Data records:
%%
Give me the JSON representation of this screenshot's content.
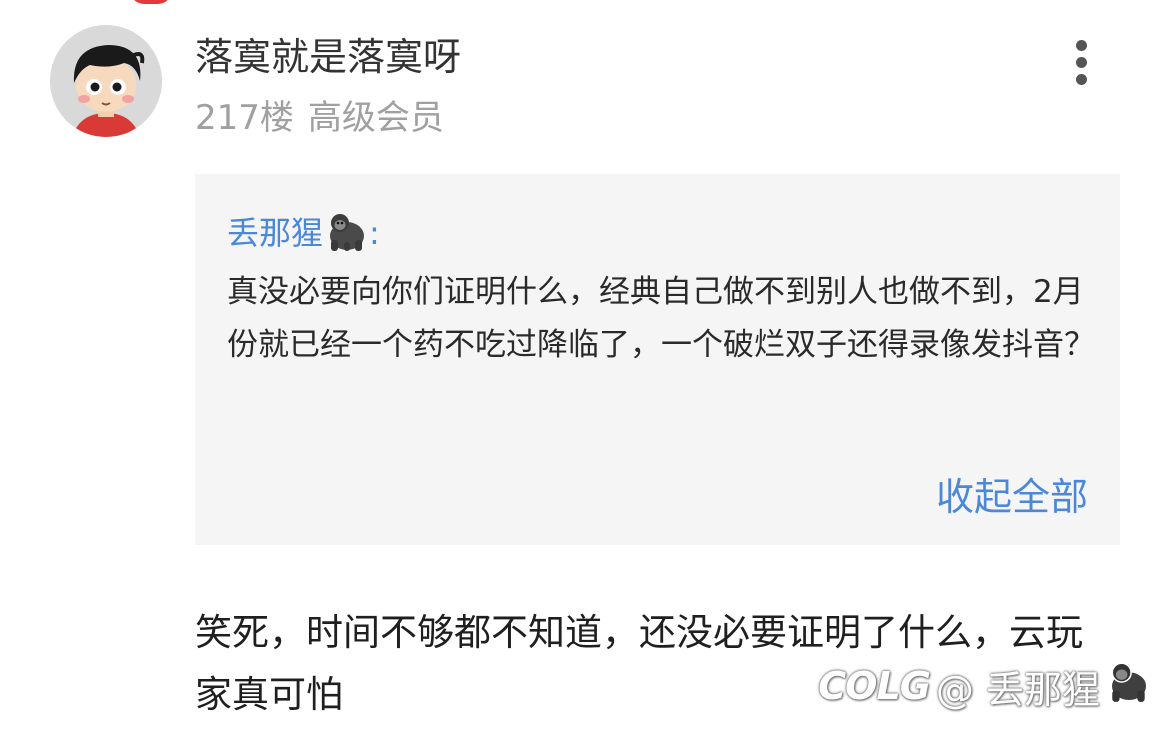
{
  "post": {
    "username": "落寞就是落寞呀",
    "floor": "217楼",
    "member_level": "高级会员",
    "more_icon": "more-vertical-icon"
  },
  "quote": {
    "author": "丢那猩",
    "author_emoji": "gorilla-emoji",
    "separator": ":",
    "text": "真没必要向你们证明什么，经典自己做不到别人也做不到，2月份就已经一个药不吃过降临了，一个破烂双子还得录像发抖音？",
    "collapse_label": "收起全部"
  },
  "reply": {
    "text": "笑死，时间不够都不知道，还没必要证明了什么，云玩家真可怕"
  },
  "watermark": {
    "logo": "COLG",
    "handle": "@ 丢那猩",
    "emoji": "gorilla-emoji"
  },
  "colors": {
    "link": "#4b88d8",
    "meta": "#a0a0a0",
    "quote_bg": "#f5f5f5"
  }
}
%%
Exercise description: Using the records above, output their complete text exactly, minus any images.

Full solution:
Give me the JSON representation of this screenshot's content.
{
  "post": {
    "username": "落寞就是落寞呀",
    "floor": "217楼",
    "member_level": "高级会员",
    "more_icon": "more-vertical-icon"
  },
  "quote": {
    "author": "丢那猩",
    "author_emoji": "gorilla-emoji",
    "separator": ":",
    "text": "真没必要向你们证明什么，经典自己做不到别人也做不到，2月份就已经一个药不吃过降临了，一个破烂双子还得录像发抖音？",
    "collapse_label": "收起全部"
  },
  "reply": {
    "text": "笑死，时间不够都不知道，还没必要证明了什么，云玩家真可怕"
  },
  "watermark": {
    "logo": "COLG",
    "handle": "@ 丢那猩",
    "emoji": "gorilla-emoji"
  },
  "colors": {
    "link": "#4b88d8",
    "meta": "#a0a0a0",
    "quote_bg": "#f5f5f5"
  }
}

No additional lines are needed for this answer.